### Requirements:
Retype the listing that follows, exactly as written.

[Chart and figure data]
↓↓↓

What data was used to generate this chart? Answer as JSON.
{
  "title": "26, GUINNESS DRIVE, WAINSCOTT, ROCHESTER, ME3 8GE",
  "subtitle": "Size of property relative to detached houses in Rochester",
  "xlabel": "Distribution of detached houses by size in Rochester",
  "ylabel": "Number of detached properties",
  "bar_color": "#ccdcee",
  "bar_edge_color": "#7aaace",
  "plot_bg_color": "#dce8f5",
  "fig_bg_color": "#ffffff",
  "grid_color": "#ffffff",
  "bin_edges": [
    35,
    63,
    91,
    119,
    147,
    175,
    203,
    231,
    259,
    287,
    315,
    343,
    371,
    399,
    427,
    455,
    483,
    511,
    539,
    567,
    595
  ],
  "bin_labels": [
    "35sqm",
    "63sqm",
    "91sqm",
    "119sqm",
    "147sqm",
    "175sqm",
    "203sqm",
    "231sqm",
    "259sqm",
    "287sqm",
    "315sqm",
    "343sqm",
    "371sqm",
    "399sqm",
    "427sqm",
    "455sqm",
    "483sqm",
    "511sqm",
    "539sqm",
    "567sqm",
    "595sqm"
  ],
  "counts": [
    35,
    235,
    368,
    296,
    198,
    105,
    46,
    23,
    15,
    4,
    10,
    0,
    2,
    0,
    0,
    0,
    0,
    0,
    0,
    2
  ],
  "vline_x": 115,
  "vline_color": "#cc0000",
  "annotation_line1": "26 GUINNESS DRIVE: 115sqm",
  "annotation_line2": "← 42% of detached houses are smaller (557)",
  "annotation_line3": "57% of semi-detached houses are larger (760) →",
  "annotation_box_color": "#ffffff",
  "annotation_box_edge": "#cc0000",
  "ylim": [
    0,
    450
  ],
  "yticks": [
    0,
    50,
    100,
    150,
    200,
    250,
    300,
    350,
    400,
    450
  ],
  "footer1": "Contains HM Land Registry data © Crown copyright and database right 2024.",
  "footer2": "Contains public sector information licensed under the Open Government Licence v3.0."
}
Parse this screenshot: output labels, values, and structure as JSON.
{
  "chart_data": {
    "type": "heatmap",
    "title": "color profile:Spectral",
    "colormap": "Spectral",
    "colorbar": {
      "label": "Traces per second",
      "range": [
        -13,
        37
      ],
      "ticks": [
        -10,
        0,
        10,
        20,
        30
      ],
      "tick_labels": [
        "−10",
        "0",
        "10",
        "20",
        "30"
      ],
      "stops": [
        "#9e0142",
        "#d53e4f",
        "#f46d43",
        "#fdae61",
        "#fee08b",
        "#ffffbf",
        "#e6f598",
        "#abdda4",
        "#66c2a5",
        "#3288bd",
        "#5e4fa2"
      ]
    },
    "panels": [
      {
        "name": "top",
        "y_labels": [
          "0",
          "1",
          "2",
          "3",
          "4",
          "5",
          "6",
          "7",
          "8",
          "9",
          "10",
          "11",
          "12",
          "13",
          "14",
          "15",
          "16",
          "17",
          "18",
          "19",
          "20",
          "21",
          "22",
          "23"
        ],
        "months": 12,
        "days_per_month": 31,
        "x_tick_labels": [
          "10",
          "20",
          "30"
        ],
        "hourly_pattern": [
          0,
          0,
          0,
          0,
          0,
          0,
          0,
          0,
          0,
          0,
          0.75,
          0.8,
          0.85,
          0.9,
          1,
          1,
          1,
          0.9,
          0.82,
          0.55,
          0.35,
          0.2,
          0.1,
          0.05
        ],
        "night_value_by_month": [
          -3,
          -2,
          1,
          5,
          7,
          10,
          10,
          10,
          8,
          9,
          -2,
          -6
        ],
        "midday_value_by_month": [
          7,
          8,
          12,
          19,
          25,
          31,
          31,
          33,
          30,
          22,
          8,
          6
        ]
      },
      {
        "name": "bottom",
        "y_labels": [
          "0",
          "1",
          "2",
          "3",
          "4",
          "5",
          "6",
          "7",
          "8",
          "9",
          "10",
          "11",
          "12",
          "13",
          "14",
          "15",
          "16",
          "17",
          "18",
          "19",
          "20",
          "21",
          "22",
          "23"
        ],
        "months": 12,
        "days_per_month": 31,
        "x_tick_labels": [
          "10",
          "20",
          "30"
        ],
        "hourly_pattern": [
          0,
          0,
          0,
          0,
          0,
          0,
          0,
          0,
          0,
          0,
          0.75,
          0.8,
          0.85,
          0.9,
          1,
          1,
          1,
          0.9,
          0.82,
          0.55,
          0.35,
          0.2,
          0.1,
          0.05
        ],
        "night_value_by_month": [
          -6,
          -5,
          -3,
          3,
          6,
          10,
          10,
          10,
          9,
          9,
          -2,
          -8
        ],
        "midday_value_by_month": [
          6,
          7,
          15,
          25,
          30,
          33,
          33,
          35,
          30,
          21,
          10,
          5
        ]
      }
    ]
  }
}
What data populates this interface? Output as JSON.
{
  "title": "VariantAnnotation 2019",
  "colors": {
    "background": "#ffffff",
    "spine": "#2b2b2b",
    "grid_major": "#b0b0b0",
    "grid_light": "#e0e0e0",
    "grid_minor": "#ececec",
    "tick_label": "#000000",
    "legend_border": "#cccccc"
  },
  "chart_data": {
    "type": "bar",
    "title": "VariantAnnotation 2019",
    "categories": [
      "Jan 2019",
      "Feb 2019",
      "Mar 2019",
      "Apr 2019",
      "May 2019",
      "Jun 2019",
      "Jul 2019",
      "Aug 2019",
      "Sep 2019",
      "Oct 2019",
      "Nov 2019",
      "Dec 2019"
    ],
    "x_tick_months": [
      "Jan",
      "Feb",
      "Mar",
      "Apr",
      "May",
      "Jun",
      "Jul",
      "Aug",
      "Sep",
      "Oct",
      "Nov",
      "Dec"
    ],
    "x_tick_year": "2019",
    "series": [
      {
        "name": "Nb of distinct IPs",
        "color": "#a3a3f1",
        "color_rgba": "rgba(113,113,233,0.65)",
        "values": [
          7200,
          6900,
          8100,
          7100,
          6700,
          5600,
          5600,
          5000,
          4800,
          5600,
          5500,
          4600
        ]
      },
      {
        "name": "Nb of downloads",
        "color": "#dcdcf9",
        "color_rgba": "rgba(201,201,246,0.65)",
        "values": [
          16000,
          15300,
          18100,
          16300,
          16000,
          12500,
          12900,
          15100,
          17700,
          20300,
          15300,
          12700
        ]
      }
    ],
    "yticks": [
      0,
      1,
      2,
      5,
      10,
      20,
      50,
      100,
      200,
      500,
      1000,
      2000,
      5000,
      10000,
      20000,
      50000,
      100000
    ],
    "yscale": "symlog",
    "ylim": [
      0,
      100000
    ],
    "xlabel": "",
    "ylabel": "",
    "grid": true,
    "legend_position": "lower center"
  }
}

↑↑↑

### Answer to this problem:
What data was used to generate this chart? Answer as JSON.
{
  "title": "26, GUINNESS DRIVE, WAINSCOTT, ROCHESTER, ME3 8GE",
  "subtitle": "Size of property relative to detached houses in Rochester",
  "xlabel": "Distribution of detached houses by size in Rochester",
  "ylabel": "Number of detached properties",
  "bar_color": "#ccdcee",
  "bar_edge_color": "#7aaace",
  "plot_bg_color": "#dce8f5",
  "fig_bg_color": "#ffffff",
  "grid_color": "#ffffff",
  "bin_edges": [
    35,
    63,
    91,
    119,
    147,
    175,
    203,
    231,
    259,
    287,
    315,
    343,
    371,
    399,
    427,
    455,
    483,
    511,
    539,
    567,
    595
  ],
  "bin_labels": [
    "35sqm",
    "63sqm",
    "91sqm",
    "119sqm",
    "147sqm",
    "175sqm",
    "203sqm",
    "231sqm",
    "259sqm",
    "287sqm",
    "315sqm",
    "343sqm",
    "371sqm",
    "399sqm",
    "427sqm",
    "455sqm",
    "483sqm",
    "511sqm",
    "539sqm",
    "567sqm",
    "595sqm"
  ],
  "counts": [
    35,
    235,
    368,
    296,
    198,
    105,
    46,
    23,
    15,
    4,
    10,
    0,
    2,
    0,
    0,
    0,
    0,
    0,
    0,
    2
  ],
  "vline_x": 115,
  "vline_color": "#cc0000",
  "annotation_line1": "26 GUINNESS DRIVE: 115sqm",
  "annotation_line2": "← 42% of detached houses are smaller (557)",
  "annotation_line3": "57% of semi-detached houses are larger (760) →",
  "annotation_box_color": "#ffffff",
  "annotation_box_edge": "#cc0000",
  "ylim": [
    0,
    450
  ],
  "yticks": [
    0,
    50,
    100,
    150,
    200,
    250,
    300,
    350,
    400,
    450
  ],
  "footer1": "Contains HM Land Registry data © Crown copyright and database right 2024.",
  "footer2": "Contains public sector information licensed under the Open Government Licence v3.0."
}
Parse this screenshot: output labels, values, and structure as JSON.
{
  "chart_data": {
    "type": "heatmap",
    "title": "color profile:Spectral",
    "colormap": "Spectral",
    "colorbar": {
      "label": "Traces per second",
      "range": [
        -13,
        37
      ],
      "ticks": [
        -10,
        0,
        10,
        20,
        30
      ],
      "tick_labels": [
        "−10",
        "0",
        "10",
        "20",
        "30"
      ],
      "stops": [
        "#9e0142",
        "#d53e4f",
        "#f46d43",
        "#fdae61",
        "#fee08b",
        "#ffffbf",
        "#e6f598",
        "#abdda4",
        "#66c2a5",
        "#3288bd",
        "#5e4fa2"
      ]
    },
    "panels": [
      {
        "name": "top",
        "y_labels": [
          "0",
          "1",
          "2",
          "3",
          "4",
          "5",
          "6",
          "7",
          "8",
          "9",
          "10",
          "11",
          "12",
          "13",
          "14",
          "15",
          "16",
          "17",
          "18",
          "19",
          "20",
          "21",
          "22",
          "23"
        ],
        "months": 12,
        "days_per_month": 31,
        "x_tick_labels": [
          "10",
          "20",
          "30"
        ],
        "hourly_pattern": [
          0,
          0,
          0,
          0,
          0,
          0,
          0,
          0,
          0,
          0,
          0.75,
          0.8,
          0.85,
          0.9,
          1,
          1,
          1,
          0.9,
          0.82,
          0.55,
          0.35,
          0.2,
          0.1,
          0.05
        ],
        "night_value_by_month": [
          -3,
          -2,
          1,
          5,
          7,
          10,
          10,
          10,
          8,
          9,
          -2,
          -6
        ],
        "midday_value_by_month": [
          7,
          8,
          12,
          19,
          25,
          31,
          31,
          33,
          30,
          22,
          8,
          6
        ]
      },
      {
        "name": "bottom",
        "y_labels": [
          "0",
          "1",
          "2",
          "3",
          "4",
          "5",
          "6",
          "7",
          "8",
          "9",
          "10",
          "11",
          "12",
          "13",
          "14",
          "15",
          "16",
          "17",
          "18",
          "19",
          "20",
          "21",
          "22",
          "23"
        ],
        "months": 12,
        "days_per_month": 31,
        "x_tick_labels": [
          "10",
          "20",
          "30"
        ],
        "hourly_pattern": [
          0,
          0,
          0,
          0,
          0,
          0,
          0,
          0,
          0,
          0,
          0.75,
          0.8,
          0.85,
          0.9,
          1,
          1,
          1,
          0.9,
          0.82,
          0.55,
          0.35,
          0.2,
          0.1,
          0.05
        ],
        "night_value_by_month": [
          -6,
          -5,
          -3,
          3,
          6,
          10,
          10,
          10,
          9,
          9,
          -2,
          -8
        ],
        "midday_value_by_month": [
          6,
          7,
          15,
          25,
          30,
          33,
          33,
          35,
          30,
          21,
          10,
          5
        ]
      }
    ]
  }
}
What data populates this interface? Output as JSON.
{
  "title": "VariantAnnotation 2019",
  "colors": {
    "background": "#ffffff",
    "spine": "#2b2b2b",
    "grid_major": "#b0b0b0",
    "grid_light": "#e0e0e0",
    "grid_minor": "#ececec",
    "tick_label": "#000000",
    "legend_border": "#cccccc"
  },
  "chart_data": {
    "type": "bar",
    "title": "VariantAnnotation 2019",
    "categories": [
      "Jan 2019",
      "Feb 2019",
      "Mar 2019",
      "Apr 2019",
      "May 2019",
      "Jun 2019",
      "Jul 2019",
      "Aug 2019",
      "Sep 2019",
      "Oct 2019",
      "Nov 2019",
      "Dec 2019"
    ],
    "x_tick_months": [
      "Jan",
      "Feb",
      "Mar",
      "Apr",
      "May",
      "Jun",
      "Jul",
      "Aug",
      "Sep",
      "Oct",
      "Nov",
      "Dec"
    ],
    "x_tick_year": "2019",
    "series": [
      {
        "name": "Nb of distinct IPs",
        "color": "#a3a3f1",
        "color_rgba": "rgba(113,113,233,0.65)",
        "values": [
          7200,
          6900,
          8100,
          7100,
          6700,
          5600,
          5600,
          5000,
          4800,
          5600,
          5500,
          4600
        ]
      },
      {
        "name": "Nb of downloads",
        "color": "#dcdcf9",
        "color_rgba": "rgba(201,201,246,0.65)",
        "values": [
          16000,
          15300,
          18100,
          16300,
          16000,
          12500,
          12900,
          15100,
          17700,
          20300,
          15300,
          12700
        ]
      }
    ],
    "yticks": [
      0,
      1,
      2,
      5,
      10,
      20,
      50,
      100,
      200,
      500,
      1000,
      2000,
      5000,
      10000,
      20000,
      50000,
      100000
    ],
    "yscale": "symlog",
    "ylim": [
      0,
      100000
    ],
    "xlabel": "",
    "ylabel": "",
    "grid": true,
    "legend_position": "lower center"
  }
}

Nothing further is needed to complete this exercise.